------ Input rows

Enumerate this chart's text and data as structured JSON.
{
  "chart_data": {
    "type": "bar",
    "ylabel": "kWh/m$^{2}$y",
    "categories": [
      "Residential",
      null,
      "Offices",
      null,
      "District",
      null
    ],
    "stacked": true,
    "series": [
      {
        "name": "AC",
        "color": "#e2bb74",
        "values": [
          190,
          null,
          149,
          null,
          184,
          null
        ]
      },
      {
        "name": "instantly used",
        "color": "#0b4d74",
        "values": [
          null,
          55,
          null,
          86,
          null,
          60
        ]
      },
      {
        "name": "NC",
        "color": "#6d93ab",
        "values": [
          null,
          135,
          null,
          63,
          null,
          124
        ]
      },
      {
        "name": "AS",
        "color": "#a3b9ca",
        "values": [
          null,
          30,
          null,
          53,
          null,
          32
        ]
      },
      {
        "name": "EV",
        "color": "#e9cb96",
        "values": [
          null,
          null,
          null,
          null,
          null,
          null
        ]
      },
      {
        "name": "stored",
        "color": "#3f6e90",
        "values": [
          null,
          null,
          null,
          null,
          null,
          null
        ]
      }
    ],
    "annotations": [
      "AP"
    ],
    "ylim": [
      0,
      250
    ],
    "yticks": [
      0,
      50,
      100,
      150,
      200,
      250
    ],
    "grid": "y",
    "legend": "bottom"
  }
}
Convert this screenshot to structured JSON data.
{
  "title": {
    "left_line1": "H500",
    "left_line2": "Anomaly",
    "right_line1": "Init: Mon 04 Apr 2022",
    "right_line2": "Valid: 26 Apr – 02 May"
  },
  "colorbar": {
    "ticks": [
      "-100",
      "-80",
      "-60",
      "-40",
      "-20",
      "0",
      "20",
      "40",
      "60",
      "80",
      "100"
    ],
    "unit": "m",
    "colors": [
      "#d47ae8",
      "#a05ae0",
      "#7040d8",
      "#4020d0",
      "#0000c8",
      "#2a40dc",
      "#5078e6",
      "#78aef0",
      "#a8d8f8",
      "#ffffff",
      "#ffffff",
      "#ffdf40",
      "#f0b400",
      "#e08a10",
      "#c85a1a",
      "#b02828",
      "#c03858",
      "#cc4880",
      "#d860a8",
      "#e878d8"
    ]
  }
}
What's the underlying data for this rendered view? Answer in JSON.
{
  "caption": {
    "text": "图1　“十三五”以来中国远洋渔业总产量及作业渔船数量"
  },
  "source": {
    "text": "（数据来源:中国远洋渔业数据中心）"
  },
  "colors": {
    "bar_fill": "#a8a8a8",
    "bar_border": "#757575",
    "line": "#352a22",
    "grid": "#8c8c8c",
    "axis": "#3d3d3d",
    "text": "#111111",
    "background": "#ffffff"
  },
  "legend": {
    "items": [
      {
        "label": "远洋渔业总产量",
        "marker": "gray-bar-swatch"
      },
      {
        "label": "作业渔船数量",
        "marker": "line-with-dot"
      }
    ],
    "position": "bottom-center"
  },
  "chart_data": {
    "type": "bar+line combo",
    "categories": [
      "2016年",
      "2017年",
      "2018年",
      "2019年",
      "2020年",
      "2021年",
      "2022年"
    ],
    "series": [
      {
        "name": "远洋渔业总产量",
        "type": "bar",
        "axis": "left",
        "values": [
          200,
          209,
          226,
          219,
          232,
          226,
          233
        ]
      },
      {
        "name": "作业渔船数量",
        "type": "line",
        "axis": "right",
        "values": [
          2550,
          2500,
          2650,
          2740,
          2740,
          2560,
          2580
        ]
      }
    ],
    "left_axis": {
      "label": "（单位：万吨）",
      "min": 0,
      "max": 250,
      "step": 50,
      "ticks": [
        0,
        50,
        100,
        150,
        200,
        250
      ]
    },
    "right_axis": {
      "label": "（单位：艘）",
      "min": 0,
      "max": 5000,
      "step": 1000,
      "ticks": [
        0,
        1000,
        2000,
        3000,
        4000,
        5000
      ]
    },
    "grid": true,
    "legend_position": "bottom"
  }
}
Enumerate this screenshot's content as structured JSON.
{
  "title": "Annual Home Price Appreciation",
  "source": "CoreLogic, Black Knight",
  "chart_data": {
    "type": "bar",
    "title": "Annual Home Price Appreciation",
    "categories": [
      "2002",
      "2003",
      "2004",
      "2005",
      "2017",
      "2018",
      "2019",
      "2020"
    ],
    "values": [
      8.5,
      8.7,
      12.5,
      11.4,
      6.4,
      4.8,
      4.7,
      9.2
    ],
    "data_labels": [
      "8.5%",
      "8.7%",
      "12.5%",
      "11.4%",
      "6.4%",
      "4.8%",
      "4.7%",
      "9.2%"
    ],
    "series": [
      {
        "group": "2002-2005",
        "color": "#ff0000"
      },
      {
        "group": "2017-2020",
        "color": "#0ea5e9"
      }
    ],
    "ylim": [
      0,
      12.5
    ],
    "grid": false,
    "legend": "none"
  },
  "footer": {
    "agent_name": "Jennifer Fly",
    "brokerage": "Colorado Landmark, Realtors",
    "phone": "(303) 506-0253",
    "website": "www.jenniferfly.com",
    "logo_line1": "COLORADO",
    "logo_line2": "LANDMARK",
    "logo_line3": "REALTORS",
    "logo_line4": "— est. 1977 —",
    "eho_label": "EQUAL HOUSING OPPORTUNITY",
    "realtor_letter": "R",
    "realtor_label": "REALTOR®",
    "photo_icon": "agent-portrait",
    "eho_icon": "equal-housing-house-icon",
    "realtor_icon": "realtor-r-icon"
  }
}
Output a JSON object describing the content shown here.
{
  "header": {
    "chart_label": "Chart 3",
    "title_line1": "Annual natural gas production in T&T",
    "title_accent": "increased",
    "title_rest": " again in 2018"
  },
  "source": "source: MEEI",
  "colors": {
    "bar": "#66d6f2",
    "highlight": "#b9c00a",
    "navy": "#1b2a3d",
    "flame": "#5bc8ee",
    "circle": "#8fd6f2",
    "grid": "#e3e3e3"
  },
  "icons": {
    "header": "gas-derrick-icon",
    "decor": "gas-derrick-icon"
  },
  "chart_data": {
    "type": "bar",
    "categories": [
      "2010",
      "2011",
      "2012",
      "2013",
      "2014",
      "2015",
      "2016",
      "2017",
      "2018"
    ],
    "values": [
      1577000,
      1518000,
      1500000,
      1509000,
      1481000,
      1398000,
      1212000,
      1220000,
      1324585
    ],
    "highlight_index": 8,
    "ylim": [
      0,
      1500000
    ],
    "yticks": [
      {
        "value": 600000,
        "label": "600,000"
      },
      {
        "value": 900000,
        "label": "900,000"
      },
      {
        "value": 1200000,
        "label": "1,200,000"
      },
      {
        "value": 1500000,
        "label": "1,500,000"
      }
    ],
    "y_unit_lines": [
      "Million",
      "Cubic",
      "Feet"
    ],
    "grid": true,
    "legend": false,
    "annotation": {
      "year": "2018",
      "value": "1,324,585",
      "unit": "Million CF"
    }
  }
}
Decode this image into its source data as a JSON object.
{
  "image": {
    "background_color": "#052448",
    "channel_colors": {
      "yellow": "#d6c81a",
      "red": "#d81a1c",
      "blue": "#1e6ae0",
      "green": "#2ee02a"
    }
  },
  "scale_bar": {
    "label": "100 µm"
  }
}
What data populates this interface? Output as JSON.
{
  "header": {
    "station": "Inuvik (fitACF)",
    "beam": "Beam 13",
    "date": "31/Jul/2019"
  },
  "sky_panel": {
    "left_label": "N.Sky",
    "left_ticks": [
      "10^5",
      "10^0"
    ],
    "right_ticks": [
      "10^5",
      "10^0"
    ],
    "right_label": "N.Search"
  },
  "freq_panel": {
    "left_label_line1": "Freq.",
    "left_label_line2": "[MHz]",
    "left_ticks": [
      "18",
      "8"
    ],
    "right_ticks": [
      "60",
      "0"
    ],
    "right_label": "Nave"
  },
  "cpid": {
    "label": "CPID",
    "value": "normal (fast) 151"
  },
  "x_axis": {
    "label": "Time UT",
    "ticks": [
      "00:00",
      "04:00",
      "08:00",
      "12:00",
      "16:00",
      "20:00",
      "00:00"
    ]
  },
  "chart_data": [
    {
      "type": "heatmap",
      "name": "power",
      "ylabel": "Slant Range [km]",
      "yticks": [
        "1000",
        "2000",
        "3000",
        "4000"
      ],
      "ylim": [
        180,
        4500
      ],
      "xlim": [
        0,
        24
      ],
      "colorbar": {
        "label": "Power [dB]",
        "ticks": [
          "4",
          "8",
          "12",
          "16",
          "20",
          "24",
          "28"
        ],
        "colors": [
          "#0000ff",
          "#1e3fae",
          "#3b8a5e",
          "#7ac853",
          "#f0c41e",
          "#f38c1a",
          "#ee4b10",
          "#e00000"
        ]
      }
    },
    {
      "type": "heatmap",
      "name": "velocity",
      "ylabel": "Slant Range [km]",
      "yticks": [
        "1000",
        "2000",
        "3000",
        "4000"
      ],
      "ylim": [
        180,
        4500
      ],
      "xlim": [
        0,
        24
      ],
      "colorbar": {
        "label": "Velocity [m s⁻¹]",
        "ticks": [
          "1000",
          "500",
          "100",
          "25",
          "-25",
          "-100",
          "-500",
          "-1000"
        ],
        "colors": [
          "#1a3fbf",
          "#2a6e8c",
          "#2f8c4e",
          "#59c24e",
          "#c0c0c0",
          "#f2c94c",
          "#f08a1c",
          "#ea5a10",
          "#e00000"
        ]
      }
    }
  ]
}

------------

■ Task statement
Search the entries for the word "this", then list each line that holds it.

■ Task result
Enumerate this chart's text and data as structured JSON.
Convert this screenshot to structured JSON data.
What's the underlying data for this rendered view? Answer in JSON.
Enumerate this screenshot's content as structured JSON.
Decode this image into its source data as a JSON object.
What data populates this interface? Output as JSON.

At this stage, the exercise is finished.